Exercise inputs>

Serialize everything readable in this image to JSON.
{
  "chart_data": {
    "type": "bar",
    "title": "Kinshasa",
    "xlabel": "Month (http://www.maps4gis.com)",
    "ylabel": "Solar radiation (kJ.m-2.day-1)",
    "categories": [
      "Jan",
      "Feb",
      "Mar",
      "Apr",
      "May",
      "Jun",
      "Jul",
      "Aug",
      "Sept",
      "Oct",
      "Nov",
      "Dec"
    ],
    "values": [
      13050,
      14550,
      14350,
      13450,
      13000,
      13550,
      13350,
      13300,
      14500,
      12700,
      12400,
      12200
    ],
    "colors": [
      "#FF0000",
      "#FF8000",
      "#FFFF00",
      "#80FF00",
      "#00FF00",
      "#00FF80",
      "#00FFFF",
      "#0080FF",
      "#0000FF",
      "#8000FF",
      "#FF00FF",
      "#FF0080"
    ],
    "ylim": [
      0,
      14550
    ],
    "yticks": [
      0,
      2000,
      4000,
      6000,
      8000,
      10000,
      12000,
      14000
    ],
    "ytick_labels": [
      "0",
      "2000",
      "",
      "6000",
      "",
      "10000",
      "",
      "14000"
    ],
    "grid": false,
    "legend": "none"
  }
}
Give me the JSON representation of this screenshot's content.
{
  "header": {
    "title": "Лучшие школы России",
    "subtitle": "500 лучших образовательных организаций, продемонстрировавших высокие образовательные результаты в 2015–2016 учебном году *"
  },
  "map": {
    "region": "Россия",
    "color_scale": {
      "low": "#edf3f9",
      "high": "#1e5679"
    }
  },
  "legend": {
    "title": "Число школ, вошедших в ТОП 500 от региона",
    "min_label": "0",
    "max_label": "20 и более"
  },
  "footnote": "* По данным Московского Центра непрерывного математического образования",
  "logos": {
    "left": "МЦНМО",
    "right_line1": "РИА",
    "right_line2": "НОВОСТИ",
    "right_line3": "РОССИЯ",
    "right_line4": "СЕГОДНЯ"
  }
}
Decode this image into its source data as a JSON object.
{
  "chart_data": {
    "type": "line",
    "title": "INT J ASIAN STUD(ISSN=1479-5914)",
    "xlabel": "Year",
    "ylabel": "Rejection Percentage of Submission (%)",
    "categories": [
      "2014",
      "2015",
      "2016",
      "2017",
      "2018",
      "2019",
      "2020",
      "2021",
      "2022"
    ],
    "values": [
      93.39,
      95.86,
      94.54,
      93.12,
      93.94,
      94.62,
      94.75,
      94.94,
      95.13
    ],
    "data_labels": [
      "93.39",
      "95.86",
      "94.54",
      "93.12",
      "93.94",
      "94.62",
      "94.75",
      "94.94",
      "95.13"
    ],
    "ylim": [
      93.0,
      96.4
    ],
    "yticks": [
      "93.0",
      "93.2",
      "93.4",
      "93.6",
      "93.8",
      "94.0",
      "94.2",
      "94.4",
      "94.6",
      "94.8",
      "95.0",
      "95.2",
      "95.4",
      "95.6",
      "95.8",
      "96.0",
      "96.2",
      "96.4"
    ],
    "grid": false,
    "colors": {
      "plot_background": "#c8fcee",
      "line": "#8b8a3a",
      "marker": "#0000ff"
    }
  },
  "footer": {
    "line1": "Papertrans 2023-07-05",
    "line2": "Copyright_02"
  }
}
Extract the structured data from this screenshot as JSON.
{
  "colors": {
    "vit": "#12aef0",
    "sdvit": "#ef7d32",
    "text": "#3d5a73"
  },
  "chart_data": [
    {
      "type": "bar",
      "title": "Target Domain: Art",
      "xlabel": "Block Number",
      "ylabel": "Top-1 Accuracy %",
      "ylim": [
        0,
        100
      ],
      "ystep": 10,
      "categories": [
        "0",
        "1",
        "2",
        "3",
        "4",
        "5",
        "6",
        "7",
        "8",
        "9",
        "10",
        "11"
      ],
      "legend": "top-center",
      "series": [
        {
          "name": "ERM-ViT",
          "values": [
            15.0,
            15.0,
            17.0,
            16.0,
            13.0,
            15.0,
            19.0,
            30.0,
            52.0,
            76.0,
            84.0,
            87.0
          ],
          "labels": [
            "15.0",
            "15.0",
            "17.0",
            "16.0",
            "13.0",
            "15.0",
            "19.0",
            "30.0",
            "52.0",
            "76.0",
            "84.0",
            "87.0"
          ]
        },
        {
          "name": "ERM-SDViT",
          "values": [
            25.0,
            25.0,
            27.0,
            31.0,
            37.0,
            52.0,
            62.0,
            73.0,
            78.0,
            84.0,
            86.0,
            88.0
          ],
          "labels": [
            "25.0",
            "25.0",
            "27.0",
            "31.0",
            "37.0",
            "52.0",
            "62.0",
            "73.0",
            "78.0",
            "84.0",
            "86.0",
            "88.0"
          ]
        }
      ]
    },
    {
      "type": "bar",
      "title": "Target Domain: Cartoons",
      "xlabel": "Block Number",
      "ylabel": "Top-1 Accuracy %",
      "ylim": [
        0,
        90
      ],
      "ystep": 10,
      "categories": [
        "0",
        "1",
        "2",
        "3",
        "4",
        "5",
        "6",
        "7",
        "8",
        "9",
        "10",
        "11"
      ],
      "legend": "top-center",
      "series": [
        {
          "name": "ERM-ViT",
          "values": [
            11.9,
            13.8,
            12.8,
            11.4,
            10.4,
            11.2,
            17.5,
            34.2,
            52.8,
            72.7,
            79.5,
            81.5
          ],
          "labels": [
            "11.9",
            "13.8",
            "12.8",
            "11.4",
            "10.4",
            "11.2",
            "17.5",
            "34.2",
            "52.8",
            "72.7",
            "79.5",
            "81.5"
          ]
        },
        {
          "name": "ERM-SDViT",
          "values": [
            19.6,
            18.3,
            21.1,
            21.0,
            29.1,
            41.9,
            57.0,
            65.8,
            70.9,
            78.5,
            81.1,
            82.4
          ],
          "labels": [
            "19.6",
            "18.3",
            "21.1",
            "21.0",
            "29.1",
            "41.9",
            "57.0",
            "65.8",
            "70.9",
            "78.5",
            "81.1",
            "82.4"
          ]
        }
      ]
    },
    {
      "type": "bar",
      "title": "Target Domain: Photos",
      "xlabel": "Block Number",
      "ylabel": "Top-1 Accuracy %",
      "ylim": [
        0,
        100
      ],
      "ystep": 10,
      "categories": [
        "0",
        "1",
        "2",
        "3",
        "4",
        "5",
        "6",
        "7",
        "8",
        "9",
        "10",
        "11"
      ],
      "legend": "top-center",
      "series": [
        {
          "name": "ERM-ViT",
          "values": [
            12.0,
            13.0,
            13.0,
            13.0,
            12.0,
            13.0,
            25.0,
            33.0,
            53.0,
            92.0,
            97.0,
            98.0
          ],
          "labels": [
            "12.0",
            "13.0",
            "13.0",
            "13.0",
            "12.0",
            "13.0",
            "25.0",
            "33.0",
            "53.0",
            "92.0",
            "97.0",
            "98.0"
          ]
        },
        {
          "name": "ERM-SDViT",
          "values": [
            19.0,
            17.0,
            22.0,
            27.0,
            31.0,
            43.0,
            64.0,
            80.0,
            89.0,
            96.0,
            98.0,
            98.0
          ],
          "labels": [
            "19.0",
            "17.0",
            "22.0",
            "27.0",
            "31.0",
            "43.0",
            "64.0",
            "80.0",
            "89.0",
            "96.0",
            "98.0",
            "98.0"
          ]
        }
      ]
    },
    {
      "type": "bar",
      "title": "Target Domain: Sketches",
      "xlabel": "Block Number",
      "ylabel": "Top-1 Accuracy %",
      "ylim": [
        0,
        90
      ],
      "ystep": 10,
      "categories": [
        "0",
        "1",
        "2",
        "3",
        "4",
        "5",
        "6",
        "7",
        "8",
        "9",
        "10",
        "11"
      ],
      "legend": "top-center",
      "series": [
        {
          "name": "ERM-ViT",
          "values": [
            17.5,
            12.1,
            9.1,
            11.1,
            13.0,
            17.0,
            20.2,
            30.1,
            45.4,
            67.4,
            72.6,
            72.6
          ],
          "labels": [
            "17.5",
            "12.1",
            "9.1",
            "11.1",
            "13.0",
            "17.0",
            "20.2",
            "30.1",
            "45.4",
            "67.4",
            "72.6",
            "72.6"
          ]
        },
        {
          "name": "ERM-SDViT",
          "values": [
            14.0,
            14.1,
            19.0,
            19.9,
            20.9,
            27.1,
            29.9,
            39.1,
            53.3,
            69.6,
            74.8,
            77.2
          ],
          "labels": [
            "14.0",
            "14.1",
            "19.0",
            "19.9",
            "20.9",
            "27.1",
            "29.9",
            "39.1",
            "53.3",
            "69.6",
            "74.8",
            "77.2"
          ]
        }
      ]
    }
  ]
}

Task to complete> Scan the records above for the string "image", then select every line that holds it.

Full response>
Serialize everything readable in this image to JSON.
Decode this image into its source data as a JSON object.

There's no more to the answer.